▶ _Objective_
All of the records below need to be copied exactly.

▶ _Given entries_
+++

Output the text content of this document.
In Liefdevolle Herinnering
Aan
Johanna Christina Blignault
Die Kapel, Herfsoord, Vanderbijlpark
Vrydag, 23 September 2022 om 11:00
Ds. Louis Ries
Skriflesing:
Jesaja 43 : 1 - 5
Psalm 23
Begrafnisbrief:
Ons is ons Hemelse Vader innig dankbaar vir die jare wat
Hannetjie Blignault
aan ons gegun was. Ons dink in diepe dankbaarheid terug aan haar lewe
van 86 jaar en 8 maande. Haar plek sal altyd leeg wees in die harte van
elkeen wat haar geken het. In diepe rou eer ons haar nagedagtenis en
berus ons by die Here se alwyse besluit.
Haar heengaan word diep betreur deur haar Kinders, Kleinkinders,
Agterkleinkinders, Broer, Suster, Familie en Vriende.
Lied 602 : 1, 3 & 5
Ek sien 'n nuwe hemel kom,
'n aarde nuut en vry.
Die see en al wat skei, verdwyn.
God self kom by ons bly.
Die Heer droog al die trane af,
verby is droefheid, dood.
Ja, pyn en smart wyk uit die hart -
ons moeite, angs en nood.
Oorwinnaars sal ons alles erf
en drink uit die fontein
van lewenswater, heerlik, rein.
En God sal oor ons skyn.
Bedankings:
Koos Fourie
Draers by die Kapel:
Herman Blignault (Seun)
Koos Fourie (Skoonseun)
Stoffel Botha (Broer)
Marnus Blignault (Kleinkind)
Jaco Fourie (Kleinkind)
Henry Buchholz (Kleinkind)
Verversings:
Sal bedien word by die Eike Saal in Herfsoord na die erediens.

+++

▶ _Answer to this problem_
Output the text content of this document.
In Liefdevolle Herinnering
Aan
Johanna Christina Blignault
Die Kapel, Herfsoord, Vanderbijlpark
Vrydag, 23 September 2022 om 11:00
Ds. Louis Ries
Skriflesing:
Jesaja 43 : 1 - 5
Psalm 23
Begrafnisbrief:
Ons is ons Hemelse Vader innig dankbaar vir die jare wat
Hannetjie Blignault
aan ons gegun was. Ons dink in diepe dankbaarheid terug aan haar lewe
van 86 jaar en 8 maande. Haar plek sal altyd leeg wees in die harte van
elkeen wat haar geken het. In diepe rou eer ons haar nagedagtenis en
berus ons by die Here se alwyse besluit.
Haar heengaan word diep betreur deur haar Kinders, Kleinkinders,
Agterkleinkinders, Broer, Suster, Familie en Vriende.
Lied 602 : 1, 3 & 5
Ek sien 'n nuwe hemel kom,
'n aarde nuut en vry.
Die see en al wat skei, verdwyn.
God self kom by ons bly.
Die Heer droog al die trane af,
verby is droefheid, dood.
Ja, pyn en smart wyk uit die hart -
ons moeite, angs en nood.
Oorwinnaars sal ons alles erf
en drink uit die fontein
van lewenswater, heerlik, rein.
En God sal oor ons skyn.
Bedankings:
Koos Fourie
Draers by die Kapel:
Herman Blignault (Seun)
Koos Fourie (Skoonseun)
Stoffel Botha (Broer)
Marnus Blignault (Kleinkind)
Jaco Fourie (Kleinkind)
Henry Buchholz (Kleinkind)
Verversings:
Sal bedien word by die Eike Saal in Herfsoord na die erediens.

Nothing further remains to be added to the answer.